_Excerpted passage_
The Electronic Frontier Foundation, Center for
Democracy & Technology and Public Knowledge say in a friend-of-the-court brief filed this week that the universities participating in the HathiTrust -- a joint digital storage project -- are
protected from copyright liability by fair use principles.
The group is asking the Second Circuit Court of Appeals to uphold U.S. District Court Judge Harold Baer's decision that the
project is legal.
The HathiTrust's mass digitization initiative “furthers the fundamental aims of copyright law -- fostering the creation and dissemination of new ideas -- without unduly encroaching on (and, in fact, in many cases promoting) the economic interests of authors,” the groups argue.
The case dates to September of 2011, when the Authors Guild brought a copyright infringement lawsuit against the HathiTrust -- a project of the University of Michigan, University of California, University of Wisconsin, Indiana University and Cornell University. The National Federation of the Blind intervened in the lawsuit in favor of the universities. The organization argued that the HathiTrust's digital library was "revolutionary" for blind people.

Source data:
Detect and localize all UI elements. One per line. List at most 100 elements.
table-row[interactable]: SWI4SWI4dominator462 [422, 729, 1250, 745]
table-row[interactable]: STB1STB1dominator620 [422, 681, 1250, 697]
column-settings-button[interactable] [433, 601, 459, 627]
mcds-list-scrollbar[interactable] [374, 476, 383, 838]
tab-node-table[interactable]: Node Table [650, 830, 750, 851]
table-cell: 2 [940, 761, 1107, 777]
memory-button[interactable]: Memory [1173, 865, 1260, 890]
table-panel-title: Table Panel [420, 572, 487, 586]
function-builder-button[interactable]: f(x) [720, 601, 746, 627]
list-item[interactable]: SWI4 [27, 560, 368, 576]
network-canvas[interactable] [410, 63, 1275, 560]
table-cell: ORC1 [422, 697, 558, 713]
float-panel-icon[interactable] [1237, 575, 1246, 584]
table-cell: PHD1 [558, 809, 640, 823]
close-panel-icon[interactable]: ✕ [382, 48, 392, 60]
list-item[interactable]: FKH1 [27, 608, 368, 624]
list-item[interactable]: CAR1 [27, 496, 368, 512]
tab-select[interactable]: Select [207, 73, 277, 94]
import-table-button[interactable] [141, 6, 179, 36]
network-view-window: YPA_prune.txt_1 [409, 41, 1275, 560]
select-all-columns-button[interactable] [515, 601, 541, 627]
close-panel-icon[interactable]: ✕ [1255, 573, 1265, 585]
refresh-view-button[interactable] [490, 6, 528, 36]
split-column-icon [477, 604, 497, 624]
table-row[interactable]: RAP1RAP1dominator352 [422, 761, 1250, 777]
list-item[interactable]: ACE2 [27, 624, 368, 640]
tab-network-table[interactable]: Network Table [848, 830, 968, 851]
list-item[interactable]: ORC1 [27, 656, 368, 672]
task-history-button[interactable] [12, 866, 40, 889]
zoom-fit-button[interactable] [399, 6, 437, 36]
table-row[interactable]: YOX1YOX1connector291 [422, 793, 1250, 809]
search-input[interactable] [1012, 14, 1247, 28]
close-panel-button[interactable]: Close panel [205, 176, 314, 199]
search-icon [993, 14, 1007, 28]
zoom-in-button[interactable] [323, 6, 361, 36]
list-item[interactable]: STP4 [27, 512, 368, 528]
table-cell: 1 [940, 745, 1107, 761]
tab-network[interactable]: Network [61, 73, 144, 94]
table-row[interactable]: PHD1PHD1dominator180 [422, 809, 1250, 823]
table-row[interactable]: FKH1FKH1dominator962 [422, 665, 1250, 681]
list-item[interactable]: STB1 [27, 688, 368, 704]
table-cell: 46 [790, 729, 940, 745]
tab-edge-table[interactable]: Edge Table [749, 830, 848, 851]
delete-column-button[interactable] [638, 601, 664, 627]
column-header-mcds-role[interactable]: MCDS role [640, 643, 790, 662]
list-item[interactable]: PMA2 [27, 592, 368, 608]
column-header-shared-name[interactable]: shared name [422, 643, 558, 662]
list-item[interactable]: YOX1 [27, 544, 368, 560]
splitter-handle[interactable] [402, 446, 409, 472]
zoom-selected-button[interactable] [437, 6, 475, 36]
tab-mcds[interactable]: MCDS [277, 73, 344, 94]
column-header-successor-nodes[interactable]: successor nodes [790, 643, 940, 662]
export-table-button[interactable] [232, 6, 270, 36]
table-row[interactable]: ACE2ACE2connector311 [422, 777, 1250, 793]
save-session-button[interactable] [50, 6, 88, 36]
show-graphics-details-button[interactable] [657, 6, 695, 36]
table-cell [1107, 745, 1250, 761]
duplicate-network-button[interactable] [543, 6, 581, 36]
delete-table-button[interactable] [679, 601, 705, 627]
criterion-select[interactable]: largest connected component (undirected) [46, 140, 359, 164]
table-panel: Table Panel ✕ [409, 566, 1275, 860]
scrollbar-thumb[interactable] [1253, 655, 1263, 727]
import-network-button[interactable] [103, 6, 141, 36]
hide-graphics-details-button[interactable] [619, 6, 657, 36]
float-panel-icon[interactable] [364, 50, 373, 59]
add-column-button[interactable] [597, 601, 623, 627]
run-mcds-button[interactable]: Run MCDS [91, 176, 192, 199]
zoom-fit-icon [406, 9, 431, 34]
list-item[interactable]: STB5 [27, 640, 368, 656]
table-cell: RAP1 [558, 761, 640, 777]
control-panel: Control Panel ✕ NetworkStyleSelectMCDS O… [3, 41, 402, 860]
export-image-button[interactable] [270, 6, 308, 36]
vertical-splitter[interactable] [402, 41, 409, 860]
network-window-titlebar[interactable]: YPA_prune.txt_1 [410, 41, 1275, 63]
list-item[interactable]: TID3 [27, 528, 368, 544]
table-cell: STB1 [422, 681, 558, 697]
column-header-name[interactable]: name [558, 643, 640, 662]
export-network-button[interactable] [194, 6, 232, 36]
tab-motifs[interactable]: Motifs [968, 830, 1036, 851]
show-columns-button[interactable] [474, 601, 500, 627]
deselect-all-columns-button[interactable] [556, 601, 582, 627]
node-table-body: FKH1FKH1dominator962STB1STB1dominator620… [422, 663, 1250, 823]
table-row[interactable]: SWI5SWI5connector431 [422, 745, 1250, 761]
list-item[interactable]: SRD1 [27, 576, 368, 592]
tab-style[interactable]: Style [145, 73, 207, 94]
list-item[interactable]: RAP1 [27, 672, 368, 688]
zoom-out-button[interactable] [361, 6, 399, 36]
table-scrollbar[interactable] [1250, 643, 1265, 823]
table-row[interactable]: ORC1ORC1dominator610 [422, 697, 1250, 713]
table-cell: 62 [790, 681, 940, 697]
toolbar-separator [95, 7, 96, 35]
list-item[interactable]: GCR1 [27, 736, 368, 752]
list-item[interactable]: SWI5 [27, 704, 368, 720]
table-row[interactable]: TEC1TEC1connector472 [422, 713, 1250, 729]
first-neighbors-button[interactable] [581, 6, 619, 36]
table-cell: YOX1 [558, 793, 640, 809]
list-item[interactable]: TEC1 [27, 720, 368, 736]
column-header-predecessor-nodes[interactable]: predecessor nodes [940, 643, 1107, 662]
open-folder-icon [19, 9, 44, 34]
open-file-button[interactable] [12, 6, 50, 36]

_Assigned task_
Continue the news report on the HathiTrust copyright case from the point where it stops.

_Response area_
Baer ruled last year that the HathiTrust is protected by fair use principles, describing the project as an "invaluable contribution to the progress of science and cultivation of the arts.” In his decision, he said that digital copies are transformative -- which is one of the factors looked at when deciding whether copies are fair use. Baer noted in his decision that digital copies are searchable in a way that print copies are not, and that they "facilitate access for print-disabled persons."
The Authors Guild appealed that decision to the New York-based Second Circuit Court of Appeals. The organization says that the libraries' actions “subvert the fundamental premises of copyright law,” and “threaten to decimate existing and developing markets for literary works.”
The digital rights groups argue that Baer correctly ruled that the project is transformative. “It is well-established that technological uses like the [HathiTrust Digital Library] are 'transformative' because they serve a new and different, albeit functional, purpose,” the groups argue. “Numerous appellate courts have found that using works for the specific technological purpose of indexing and search -- both as they are used in this case and even where they display the works -- are transformative.”
The appeal has drawn the interest of several outside organizations, including the Motion Picture Association of America. That group contends that Google's involvement with the HathiTrust gave the project a commercial purpose that weighs against the conclusion that it's protected by fair use.